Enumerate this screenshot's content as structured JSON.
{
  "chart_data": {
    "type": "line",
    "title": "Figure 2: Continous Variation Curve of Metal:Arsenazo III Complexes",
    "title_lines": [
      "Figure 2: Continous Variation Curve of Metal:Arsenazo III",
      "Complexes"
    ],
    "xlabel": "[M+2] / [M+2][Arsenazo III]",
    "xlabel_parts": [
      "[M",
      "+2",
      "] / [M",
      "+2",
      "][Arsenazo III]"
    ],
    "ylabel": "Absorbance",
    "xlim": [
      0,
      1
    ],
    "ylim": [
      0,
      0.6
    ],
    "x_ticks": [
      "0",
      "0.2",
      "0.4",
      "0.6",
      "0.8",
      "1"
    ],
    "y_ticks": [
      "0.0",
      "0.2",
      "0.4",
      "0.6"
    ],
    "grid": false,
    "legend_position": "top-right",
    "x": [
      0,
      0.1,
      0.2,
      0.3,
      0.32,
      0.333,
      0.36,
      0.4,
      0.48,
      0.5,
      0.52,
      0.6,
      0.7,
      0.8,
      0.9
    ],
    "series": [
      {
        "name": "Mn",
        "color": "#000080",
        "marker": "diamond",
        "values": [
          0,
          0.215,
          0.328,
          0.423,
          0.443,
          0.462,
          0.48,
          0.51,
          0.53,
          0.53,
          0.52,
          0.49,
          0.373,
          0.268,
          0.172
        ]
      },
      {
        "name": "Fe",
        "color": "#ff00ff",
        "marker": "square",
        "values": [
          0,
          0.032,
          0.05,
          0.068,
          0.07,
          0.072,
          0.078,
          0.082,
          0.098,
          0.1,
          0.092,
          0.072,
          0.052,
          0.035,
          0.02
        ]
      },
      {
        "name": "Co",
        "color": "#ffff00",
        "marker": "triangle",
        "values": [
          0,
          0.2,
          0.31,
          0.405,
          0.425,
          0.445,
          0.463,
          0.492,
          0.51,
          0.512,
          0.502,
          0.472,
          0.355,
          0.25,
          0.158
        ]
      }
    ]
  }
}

──────────

Tally how many lines of the material contain the word "Metal". The answer must be the number and nothing else.

**Answer for the task:** 2